▶ REQUIRED ACTION: Scan the entries below and count the lines holding the string "title". Supply only the number.

[EXERCISE INPUTS Boundary: Start]

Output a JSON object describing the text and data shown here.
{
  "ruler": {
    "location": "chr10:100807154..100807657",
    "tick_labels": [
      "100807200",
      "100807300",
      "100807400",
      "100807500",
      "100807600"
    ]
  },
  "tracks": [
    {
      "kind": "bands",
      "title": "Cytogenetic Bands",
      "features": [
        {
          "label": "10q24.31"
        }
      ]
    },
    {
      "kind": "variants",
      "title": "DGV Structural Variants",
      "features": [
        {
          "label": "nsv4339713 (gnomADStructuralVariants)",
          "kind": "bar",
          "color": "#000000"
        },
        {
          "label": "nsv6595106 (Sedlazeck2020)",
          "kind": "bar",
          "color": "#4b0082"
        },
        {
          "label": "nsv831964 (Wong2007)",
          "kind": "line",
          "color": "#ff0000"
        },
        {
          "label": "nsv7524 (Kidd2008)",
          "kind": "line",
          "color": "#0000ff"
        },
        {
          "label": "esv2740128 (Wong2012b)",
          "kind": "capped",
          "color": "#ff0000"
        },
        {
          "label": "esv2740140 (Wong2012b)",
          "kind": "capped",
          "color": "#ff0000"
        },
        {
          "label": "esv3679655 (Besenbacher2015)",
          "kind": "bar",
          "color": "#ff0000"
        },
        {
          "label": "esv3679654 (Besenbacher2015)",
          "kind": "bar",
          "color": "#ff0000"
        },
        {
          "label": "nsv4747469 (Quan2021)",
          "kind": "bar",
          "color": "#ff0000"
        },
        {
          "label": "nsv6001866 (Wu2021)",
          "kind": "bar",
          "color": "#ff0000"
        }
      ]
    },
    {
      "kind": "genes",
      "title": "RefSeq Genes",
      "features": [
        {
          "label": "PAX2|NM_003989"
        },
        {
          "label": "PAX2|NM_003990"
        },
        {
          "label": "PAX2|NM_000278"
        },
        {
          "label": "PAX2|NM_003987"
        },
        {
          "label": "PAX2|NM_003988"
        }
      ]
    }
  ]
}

[EXERCISE INPUTS Boundary: End]

▶ RESULT OF THE EXERCISE: 3